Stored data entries
>> START

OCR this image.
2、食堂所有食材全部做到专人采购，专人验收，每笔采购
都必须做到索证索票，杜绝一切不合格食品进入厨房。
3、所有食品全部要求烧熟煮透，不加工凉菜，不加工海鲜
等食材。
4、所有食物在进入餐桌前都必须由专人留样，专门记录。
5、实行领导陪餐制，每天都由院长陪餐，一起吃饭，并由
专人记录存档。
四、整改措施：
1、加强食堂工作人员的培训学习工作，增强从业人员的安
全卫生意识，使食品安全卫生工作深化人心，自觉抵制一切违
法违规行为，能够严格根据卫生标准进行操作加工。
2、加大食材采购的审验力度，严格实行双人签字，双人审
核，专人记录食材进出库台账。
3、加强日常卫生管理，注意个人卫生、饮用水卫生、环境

>> END

Retype the listing exactly, in full.

OCR this image.
2、食堂所有食材全部做到专人采购，专人验收，每笔采购
都必须做到索证索票，杜绝一切不合格食品进入厨房。
3、所有食品全部要求烧熟煮透，不加工凉菜，不加工海鲜
等食材。
4、所有食物在进入餐桌前都必须由专人留样，专门记录。
5、实行领导陪餐制，每天都由院长陪餐，一起吃饭，并由
专人记录存档。
四、整改措施：
1、加强食堂工作人员的培训学习工作，增强从业人员的安
全卫生意识，使食品安全卫生工作深化人心，自觉抵制一切违
法违规行为，能够严格根据卫生标准进行操作加工。
2、加大食材采购的审验力度，严格实行双人签字，双人审
核，专人记录食材进出库台账。
3、加强日常卫生管理，注意个人卫生、饮用水卫生、环境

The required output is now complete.